Stated problem — Read the listing below and copy out every line that holds "from".

Recorded data
----------
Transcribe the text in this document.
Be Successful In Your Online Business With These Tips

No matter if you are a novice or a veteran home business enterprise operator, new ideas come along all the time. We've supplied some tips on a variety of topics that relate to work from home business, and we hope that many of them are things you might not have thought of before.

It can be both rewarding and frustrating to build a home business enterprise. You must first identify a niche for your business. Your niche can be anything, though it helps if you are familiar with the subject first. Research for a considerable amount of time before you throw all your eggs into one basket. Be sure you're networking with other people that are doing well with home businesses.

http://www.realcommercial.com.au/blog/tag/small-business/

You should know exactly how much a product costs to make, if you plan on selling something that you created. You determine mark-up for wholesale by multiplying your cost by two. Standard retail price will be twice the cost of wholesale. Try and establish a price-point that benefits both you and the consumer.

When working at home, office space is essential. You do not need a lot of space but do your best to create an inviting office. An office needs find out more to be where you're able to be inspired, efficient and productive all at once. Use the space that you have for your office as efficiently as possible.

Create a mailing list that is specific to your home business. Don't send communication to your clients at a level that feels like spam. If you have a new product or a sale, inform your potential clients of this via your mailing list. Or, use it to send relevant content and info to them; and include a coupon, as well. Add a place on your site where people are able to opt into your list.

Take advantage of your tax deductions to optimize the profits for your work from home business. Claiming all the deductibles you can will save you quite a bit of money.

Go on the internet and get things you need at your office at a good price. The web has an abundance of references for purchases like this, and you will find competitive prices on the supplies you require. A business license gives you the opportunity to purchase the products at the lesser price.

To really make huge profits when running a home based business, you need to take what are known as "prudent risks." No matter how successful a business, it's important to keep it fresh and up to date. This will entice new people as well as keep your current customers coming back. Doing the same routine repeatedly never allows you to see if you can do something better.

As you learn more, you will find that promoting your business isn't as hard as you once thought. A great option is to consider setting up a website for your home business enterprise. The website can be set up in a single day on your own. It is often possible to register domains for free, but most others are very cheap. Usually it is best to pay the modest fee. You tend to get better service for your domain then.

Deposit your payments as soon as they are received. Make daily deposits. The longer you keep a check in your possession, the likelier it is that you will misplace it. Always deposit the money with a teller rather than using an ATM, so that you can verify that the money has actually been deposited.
----------
Exercise output —
No matter if you are a novice or a veteran home business enterprise operator, new ideas come along all the time. We've supplied some tips on a variety of topics that relate to work from home business, and we hope that many of them are things you might not have thought of before.
Take advantage of your tax deductions to optimize the profits for your work from home business. Claiming all the deductibles you can will save you quite a bit of money.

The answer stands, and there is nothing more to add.